▶ **Work required**:
Give back the entire listing verbatim.

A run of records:
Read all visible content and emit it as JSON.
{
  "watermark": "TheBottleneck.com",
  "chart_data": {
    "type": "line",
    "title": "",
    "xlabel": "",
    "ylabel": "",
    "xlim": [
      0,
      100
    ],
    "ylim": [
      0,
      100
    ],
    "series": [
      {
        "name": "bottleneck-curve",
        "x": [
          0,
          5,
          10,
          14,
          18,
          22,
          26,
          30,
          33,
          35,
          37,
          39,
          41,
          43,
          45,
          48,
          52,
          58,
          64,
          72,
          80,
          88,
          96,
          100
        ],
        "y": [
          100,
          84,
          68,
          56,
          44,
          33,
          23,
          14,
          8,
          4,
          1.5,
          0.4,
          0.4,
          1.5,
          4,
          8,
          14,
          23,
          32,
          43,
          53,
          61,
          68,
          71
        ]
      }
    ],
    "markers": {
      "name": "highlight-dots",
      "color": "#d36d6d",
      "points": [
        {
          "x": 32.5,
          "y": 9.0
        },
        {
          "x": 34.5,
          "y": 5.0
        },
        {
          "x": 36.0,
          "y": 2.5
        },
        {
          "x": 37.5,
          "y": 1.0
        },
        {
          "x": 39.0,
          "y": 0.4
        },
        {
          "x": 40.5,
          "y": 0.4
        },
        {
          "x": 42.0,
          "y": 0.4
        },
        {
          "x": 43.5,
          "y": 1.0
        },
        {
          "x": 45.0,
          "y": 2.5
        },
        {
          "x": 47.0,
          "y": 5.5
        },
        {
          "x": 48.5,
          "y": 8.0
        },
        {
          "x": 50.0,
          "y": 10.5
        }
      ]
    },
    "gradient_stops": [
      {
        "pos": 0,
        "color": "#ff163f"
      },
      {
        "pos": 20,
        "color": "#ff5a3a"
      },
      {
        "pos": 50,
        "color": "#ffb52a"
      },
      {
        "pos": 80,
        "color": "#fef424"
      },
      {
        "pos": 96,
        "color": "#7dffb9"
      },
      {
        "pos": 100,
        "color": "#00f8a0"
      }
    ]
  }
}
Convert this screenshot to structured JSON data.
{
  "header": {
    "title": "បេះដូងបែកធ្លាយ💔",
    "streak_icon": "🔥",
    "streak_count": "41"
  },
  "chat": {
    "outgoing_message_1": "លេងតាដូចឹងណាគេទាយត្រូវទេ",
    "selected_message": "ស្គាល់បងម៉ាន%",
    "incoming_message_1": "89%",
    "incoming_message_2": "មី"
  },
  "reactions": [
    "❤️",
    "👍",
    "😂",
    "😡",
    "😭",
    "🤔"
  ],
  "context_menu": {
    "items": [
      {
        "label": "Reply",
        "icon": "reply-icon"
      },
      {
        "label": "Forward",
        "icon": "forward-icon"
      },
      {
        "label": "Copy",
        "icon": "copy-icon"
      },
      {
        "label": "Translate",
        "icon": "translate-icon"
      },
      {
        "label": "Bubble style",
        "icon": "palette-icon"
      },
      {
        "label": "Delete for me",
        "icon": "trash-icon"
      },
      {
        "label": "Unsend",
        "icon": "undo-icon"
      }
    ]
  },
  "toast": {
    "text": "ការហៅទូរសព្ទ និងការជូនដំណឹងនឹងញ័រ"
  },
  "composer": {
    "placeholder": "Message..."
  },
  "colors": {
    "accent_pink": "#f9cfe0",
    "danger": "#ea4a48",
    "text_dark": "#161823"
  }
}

▶ **Output below**:
Read all visible content and emit it as JSON.
{
  "watermark": "TheBottleneck.com",
  "chart_data": {
    "type": "line",
    "title": "",
    "xlabel": "",
    "ylabel": "",
    "xlim": [
      0,
      100
    ],
    "ylim": [
      0,
      100
    ],
    "series": [
      {
        "name": "bottleneck-curve",
        "x": [
          0,
          5,
          10,
          14,
          18,
          22,
          26,
          30,
          33,
          35,
          37,
          39,
          41,
          43,
          45,
          48,
          52,
          58,
          64,
          72,
          80,
          88,
          96,
          100
        ],
        "y": [
          100,
          84,
          68,
          56,
          44,
          33,
          23,
          14,
          8,
          4,
          1.5,
          0.4,
          0.4,
          1.5,
          4,
          8,
          14,
          23,
          32,
          43,
          53,
          61,
          68,
          71
        ]
      }
    ],
    "markers": {
      "name": "highlight-dots",
      "color": "#d36d6d",
      "points": [
        {
          "x": 32.5,
          "y": 9.0
        },
        {
          "x": 34.5,
          "y": 5.0
        },
        {
          "x": 36.0,
          "y": 2.5
        },
        {
          "x": 37.5,
          "y": 1.0
        },
        {
          "x": 39.0,
          "y": 0.4
        },
        {
          "x": 40.5,
          "y": 0.4
        },
        {
          "x": 42.0,
          "y": 0.4
        },
        {
          "x": 43.5,
          "y": 1.0
        },
        {
          "x": 45.0,
          "y": 2.5
        },
        {
          "x": 47.0,
          "y": 5.5
        },
        {
          "x": 48.5,
          "y": 8.0
        },
        {
          "x": 50.0,
          "y": 10.5
        }
      ]
    },
    "gradient_stops": [
      {
        "pos": 0,
        "color": "#ff163f"
      },
      {
        "pos": 20,
        "color": "#ff5a3a"
      },
      {
        "pos": 50,
        "color": "#ffb52a"
      },
      {
        "pos": 80,
        "color": "#fef424"
      },
      {
        "pos": 96,
        "color": "#7dffb9"
      },
      {
        "pos": 100,
        "color": "#00f8a0"
      }
    ]
  }
}
Convert this screenshot to structured JSON data.
{
  "header": {
    "title": "បេះដូងបែកធ្លាយ💔",
    "streak_icon": "🔥",
    "streak_count": "41"
  },
  "chat": {
    "outgoing_message_1": "លេងតាដូចឹងណាគេទាយត្រូវទេ",
    "selected_message": "ស្គាល់បងម៉ាន%",
    "incoming_message_1": "89%",
    "incoming_message_2": "មី"
  },
  "reactions": [
    "❤️",
    "👍",
    "😂",
    "😡",
    "😭",
    "🤔"
  ],
  "context_menu": {
    "items": [
      {
        "label": "Reply",
        "icon": "reply-icon"
      },
      {
        "label": "Forward",
        "icon": "forward-icon"
      },
      {
        "label": "Copy",
        "icon": "copy-icon"
      },
      {
        "label": "Translate",
        "icon": "translate-icon"
      },
      {
        "label": "Bubble style",
        "icon": "palette-icon"
      },
      {
        "label": "Delete for me",
        "icon": "trash-icon"
      },
      {
        "label": "Unsend",
        "icon": "undo-icon"
      }
    ]
  },
  "toast": {
    "text": "ការហៅទូរសព្ទ និងការជូនដំណឹងនឹងញ័រ"
  },
  "composer": {
    "placeholder": "Message..."
  },
  "colors": {
    "accent_pink": "#f9cfe0",
    "danger": "#ea4a48",
    "text_dark": "#161823"
  }
}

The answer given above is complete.